(RECORDS SUPPLIED):
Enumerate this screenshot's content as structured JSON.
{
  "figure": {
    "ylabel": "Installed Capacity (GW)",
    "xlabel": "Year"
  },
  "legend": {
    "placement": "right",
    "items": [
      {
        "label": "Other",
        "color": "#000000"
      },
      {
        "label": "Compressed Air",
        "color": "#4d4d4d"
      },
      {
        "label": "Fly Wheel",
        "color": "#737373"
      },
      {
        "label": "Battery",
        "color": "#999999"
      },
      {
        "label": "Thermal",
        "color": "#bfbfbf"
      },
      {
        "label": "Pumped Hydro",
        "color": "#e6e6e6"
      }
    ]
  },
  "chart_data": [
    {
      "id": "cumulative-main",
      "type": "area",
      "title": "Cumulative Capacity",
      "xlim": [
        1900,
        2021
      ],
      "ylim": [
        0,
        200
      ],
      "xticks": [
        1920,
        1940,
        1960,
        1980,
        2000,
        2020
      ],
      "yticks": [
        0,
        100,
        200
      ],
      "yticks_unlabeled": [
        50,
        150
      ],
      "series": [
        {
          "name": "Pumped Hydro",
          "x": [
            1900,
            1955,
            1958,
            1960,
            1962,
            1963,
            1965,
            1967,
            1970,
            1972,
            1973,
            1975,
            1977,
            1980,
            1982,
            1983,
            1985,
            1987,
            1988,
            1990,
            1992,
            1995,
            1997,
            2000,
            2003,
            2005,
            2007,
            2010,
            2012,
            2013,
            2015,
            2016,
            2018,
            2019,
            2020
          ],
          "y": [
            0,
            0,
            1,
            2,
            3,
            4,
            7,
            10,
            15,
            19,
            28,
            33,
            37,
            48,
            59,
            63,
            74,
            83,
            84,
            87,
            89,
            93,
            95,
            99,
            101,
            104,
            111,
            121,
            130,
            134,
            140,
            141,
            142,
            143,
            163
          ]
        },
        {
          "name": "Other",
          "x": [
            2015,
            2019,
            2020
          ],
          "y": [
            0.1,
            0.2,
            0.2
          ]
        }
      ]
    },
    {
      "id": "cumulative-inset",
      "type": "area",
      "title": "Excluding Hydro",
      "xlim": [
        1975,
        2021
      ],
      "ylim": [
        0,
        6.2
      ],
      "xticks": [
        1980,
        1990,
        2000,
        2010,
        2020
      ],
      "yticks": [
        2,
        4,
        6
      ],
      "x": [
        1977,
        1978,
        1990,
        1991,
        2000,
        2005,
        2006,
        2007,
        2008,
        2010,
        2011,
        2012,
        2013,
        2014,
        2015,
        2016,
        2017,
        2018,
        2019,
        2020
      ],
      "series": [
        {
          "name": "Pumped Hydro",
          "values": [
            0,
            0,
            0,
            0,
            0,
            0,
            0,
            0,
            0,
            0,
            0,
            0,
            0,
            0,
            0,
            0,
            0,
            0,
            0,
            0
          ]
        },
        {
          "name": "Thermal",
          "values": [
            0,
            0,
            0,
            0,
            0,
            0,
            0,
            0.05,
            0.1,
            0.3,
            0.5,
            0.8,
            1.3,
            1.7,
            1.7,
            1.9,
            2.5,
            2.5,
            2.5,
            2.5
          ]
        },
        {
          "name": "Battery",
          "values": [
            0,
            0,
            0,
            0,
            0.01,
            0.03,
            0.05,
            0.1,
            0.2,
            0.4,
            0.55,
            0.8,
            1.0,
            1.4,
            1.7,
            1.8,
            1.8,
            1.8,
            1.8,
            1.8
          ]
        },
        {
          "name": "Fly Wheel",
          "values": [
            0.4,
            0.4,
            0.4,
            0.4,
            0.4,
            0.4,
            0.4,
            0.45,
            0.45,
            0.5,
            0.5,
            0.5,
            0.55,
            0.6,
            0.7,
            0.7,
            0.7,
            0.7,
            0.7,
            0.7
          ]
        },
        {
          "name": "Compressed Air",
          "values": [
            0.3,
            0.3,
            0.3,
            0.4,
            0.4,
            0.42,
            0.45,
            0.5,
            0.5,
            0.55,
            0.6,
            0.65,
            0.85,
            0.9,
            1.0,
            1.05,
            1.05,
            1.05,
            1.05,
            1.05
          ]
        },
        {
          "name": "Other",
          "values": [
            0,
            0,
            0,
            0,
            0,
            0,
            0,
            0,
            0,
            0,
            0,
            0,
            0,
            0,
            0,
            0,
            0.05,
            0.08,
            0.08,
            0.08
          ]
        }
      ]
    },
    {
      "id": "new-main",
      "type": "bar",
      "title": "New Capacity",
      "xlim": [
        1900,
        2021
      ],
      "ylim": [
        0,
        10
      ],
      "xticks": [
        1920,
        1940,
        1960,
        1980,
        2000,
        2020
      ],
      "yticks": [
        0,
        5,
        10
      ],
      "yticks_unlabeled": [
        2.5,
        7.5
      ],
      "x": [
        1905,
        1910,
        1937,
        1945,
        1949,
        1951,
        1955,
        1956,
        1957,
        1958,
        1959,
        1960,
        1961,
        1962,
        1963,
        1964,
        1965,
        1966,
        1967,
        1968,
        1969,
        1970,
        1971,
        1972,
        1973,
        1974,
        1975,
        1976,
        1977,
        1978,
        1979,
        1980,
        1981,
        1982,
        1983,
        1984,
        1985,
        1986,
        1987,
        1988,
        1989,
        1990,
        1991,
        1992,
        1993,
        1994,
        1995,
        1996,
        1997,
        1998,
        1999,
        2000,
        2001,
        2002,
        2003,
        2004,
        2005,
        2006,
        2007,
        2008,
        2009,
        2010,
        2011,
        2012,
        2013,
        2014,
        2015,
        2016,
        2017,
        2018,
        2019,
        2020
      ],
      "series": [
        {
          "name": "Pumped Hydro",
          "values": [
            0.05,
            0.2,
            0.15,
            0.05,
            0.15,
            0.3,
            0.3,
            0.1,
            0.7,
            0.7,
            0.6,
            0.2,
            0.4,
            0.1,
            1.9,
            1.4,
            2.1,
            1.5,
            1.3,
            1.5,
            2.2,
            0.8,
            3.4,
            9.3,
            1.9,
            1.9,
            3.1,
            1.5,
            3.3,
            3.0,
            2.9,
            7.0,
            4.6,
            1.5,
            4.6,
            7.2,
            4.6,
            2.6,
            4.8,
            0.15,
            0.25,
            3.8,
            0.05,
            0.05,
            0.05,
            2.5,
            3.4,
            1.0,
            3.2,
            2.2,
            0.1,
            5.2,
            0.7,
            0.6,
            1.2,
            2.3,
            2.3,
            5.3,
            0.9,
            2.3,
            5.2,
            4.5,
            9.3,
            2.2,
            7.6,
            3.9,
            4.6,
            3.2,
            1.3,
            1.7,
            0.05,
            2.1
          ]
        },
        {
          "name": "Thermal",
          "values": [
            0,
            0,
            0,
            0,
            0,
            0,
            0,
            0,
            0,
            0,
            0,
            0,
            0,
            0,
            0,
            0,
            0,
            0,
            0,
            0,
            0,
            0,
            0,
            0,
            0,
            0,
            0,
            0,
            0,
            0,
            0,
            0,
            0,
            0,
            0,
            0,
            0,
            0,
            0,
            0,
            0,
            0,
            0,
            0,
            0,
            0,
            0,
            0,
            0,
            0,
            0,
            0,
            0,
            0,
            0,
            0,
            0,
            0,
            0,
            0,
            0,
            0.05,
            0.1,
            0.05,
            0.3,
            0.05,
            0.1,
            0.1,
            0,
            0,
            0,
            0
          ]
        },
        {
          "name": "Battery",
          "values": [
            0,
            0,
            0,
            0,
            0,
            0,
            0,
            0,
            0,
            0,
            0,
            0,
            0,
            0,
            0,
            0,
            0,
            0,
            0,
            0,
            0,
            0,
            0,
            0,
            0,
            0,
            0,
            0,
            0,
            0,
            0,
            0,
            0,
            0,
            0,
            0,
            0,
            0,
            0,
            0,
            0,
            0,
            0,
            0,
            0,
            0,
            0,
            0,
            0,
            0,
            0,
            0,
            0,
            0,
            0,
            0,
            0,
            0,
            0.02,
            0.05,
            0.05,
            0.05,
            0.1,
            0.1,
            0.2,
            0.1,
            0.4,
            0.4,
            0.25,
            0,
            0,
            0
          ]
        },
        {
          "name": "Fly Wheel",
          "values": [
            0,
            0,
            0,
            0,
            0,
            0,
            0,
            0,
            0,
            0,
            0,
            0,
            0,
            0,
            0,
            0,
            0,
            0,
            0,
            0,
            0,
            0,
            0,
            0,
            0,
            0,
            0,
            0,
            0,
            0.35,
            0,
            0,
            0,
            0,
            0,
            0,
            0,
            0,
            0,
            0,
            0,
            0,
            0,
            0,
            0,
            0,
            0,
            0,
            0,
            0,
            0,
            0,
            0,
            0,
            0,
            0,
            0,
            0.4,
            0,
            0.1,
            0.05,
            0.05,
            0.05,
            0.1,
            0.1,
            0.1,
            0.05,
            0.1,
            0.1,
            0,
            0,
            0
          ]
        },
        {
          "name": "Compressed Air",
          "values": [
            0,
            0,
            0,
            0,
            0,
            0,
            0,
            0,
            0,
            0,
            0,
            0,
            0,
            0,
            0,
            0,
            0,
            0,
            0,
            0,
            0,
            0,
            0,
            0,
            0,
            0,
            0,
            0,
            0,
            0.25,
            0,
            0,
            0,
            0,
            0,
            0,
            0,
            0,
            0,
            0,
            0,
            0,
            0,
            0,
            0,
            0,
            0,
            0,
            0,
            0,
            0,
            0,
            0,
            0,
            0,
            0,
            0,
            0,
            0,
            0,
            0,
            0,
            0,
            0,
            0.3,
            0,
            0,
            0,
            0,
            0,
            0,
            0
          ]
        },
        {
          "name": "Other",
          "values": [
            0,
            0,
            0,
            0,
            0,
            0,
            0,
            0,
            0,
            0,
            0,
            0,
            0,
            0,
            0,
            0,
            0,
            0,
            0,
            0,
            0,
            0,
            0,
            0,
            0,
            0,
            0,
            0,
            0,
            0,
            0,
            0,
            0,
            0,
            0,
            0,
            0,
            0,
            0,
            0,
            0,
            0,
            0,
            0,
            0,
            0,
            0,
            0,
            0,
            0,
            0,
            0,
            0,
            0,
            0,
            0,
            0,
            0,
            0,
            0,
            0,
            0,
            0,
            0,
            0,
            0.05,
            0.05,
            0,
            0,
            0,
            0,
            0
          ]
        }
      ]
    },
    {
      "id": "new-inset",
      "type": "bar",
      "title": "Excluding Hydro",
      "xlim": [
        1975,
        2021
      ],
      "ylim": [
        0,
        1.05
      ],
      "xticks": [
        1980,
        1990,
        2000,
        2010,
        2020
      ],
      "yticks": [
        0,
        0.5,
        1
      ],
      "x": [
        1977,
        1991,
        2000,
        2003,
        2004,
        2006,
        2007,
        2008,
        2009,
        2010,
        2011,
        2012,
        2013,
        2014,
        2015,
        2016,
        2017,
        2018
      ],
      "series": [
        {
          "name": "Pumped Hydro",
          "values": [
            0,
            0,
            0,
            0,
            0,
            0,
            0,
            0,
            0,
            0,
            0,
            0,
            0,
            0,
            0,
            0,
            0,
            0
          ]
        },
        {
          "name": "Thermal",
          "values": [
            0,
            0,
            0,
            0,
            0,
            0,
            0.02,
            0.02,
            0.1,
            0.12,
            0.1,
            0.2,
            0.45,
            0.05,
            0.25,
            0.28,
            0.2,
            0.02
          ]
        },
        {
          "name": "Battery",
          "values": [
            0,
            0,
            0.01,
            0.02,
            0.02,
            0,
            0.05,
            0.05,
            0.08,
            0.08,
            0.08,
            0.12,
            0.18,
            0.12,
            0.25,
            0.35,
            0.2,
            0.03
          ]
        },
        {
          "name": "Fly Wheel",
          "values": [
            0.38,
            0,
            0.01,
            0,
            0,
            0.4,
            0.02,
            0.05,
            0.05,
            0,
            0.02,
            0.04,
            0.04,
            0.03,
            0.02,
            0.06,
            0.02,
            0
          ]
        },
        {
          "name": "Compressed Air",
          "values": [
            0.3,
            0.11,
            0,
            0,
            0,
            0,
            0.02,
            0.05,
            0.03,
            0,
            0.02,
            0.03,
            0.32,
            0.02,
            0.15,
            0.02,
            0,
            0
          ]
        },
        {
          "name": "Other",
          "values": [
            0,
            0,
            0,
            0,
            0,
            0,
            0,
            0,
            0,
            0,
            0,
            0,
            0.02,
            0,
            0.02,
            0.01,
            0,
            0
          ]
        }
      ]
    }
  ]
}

(EXERCISE DESCRIPTION): Copy every line of the listing that contains the word "color".

(THE RESPONSE):
        "color": "#000000"
        "color": "#4d4d4d"
        "color": "#737373"
        "color": "#999999"
        "color": "#bfbfbf"
        "color": "#e6e6e6"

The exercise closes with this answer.